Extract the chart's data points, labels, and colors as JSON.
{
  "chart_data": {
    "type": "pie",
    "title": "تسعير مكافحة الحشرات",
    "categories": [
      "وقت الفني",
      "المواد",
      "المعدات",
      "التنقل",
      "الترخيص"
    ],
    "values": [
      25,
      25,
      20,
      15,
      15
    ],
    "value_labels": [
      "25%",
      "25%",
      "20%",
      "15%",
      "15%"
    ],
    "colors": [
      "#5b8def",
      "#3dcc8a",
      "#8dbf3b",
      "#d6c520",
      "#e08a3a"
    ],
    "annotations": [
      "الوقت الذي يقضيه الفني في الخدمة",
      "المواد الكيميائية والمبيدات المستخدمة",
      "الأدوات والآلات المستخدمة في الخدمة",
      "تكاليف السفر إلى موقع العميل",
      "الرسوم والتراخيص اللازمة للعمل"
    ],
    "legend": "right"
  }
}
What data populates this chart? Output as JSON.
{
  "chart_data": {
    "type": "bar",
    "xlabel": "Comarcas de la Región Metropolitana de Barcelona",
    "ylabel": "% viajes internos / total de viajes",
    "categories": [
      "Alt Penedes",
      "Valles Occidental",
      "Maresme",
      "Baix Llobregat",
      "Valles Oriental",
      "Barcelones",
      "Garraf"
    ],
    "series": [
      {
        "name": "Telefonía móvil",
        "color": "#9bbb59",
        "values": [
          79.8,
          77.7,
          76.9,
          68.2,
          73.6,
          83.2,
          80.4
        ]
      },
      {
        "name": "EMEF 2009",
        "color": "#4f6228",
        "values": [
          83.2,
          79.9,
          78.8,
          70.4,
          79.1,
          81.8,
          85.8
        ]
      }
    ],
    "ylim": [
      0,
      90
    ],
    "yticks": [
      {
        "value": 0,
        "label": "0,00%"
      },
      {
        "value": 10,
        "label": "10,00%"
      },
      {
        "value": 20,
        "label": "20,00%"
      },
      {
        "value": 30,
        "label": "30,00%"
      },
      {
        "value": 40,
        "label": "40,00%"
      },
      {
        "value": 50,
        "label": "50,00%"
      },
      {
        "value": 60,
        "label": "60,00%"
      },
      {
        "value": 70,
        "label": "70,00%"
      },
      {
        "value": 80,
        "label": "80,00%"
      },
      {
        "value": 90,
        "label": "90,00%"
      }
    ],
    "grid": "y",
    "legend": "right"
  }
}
----
Copy out each line above, character for character.

Extract the chart's data points, labels, and colors as JSON.
{
  "chart_data": {
    "type": "pie",
    "title": "تسعير مكافحة الحشرات",
    "categories": [
      "وقت الفني",
      "المواد",
      "المعدات",
      "التنقل",
      "الترخيص"
    ],
    "values": [
      25,
      25,
      20,
      15,
      15
    ],
    "value_labels": [
      "25%",
      "25%",
      "20%",
      "15%",
      "15%"
    ],
    "colors": [
      "#5b8def",
      "#3dcc8a",
      "#8dbf3b",
      "#d6c520",
      "#e08a3a"
    ],
    "annotations": [
      "الوقت الذي يقضيه الفني في الخدمة",
      "المواد الكيميائية والمبيدات المستخدمة",
      "الأدوات والآلات المستخدمة في الخدمة",
      "تكاليف السفر إلى موقع العميل",
      "الرسوم والتراخيص اللازمة للعمل"
    ],
    "legend": "right"
  }
}
What data populates this chart? Output as JSON.
{
  "chart_data": {
    "type": "bar",
    "xlabel": "Comarcas de la Región Metropolitana de Barcelona",
    "ylabel": "% viajes internos / total de viajes",
    "categories": [
      "Alt Penedes",
      "Valles Occidental",
      "Maresme",
      "Baix Llobregat",
      "Valles Oriental",
      "Barcelones",
      "Garraf"
    ],
    "series": [
      {
        "name": "Telefonía móvil",
        "color": "#9bbb59",
        "values": [
          79.8,
          77.7,
          76.9,
          68.2,
          73.6,
          83.2,
          80.4
        ]
      },
      {
        "name": "EMEF 2009",
        "color": "#4f6228",
        "values": [
          83.2,
          79.9,
          78.8,
          70.4,
          79.1,
          81.8,
          85.8
        ]
      }
    ],
    "ylim": [
      0,
      90
    ],
    "yticks": [
      {
        "value": 0,
        "label": "0,00%"
      },
      {
        "value": 10,
        "label": "10,00%"
      },
      {
        "value": 20,
        "label": "20,00%"
      },
      {
        "value": 30,
        "label": "30,00%"
      },
      {
        "value": 40,
        "label": "40,00%"
      },
      {
        "value": 50,
        "label": "50,00%"
      },
      {
        "value": 60,
        "label": "60,00%"
      },
      {
        "value": 70,
        "label": "70,00%"
      },
      {
        "value": 80,
        "label": "80,00%"
      },
      {
        "value": 90,
        "label": "90,00%"
      }
    ],
    "grid": "y",
    "legend": "right"
  }
}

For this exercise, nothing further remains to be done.